Information given>
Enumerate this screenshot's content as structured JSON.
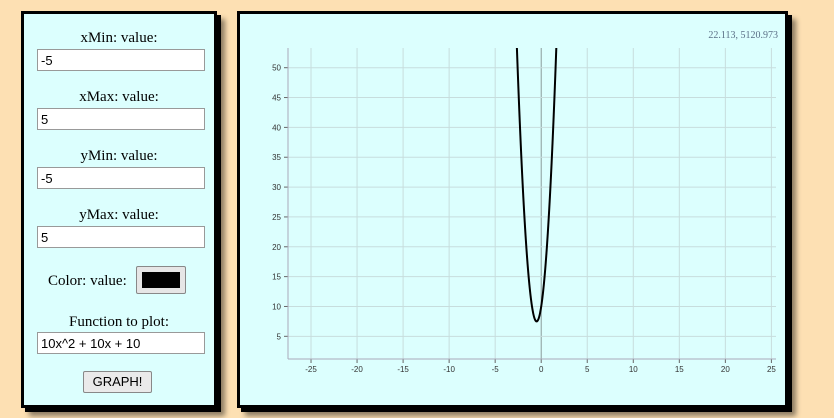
{
  "controls": {
    "xmin": {
      "label": "xMin: value:",
      "value": "-5"
    },
    "xmax": {
      "label": "xMax: value:",
      "value": "5"
    },
    "ymin": {
      "label": "yMin: value:",
      "value": "-5"
    },
    "ymax": {
      "label": "yMax: value:",
      "value": "5"
    },
    "color": {
      "label": "Color: value:",
      "value": "#000000"
    },
    "function": {
      "label": "Function to plot:",
      "value": "10x^2 + 10x + 10"
    },
    "graph_button": "GRAPH!"
  },
  "plot": {
    "coord_readout": "22.113, 5120.973"
  },
  "chart_data": {
    "type": "line",
    "title": "",
    "xlabel": "",
    "ylabel": "",
    "xlim": [
      -27.5,
      25.5
    ],
    "ylim": [
      1.2,
      53.3
    ],
    "x_ticks": [
      -25,
      -20,
      -15,
      -10,
      -5,
      0,
      5,
      10,
      15,
      20,
      25
    ],
    "y_ticks": [
      5,
      10,
      15,
      20,
      25,
      30,
      35,
      40,
      45,
      50
    ],
    "grid": true,
    "series": [
      {
        "function": "10x^2 + 10x + 10",
        "color": "#000000",
        "coefficients": {
          "a": 10,
          "b": 10,
          "c": 10
        }
      }
    ]
  }
}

Written task> Copy out each line exactly, without the pictures.

Correct result>
Enumerate this screenshot's content as structured JSON.
{
  "controls": {
    "xmin": {
      "label": "xMin: value:",
      "value": "-5"
    },
    "xmax": {
      "label": "xMax: value:",
      "value": "5"
    },
    "ymin": {
      "label": "yMin: value:",
      "value": "-5"
    },
    "ymax": {
      "label": "yMax: value:",
      "value": "5"
    },
    "color": {
      "label": "Color: value:",
      "value": "#000000"
    },
    "function": {
      "label": "Function to plot:",
      "value": "10x^2 + 10x + 10"
    },
    "graph_button": "GRAPH!"
  },
  "plot": {
    "coord_readout": "22.113, 5120.973"
  },
  "chart_data": {
    "type": "line",
    "title": "",
    "xlabel": "",
    "ylabel": "",
    "xlim": [
      -27.5,
      25.5
    ],
    "ylim": [
      1.2,
      53.3
    ],
    "x_ticks": [
      -25,
      -20,
      -15,
      -10,
      -5,
      0,
      5,
      10,
      15,
      20,
      25
    ],
    "y_ticks": [
      5,
      10,
      15,
      20,
      25,
      30,
      35,
      40,
      45,
      50
    ],
    "grid": true,
    "series": [
      {
        "function": "10x^2 + 10x + 10",
        "color": "#000000",
        "coefficients": {
          "a": 10,
          "b": 10,
          "c": 10
        }
      }
    ]
  }
}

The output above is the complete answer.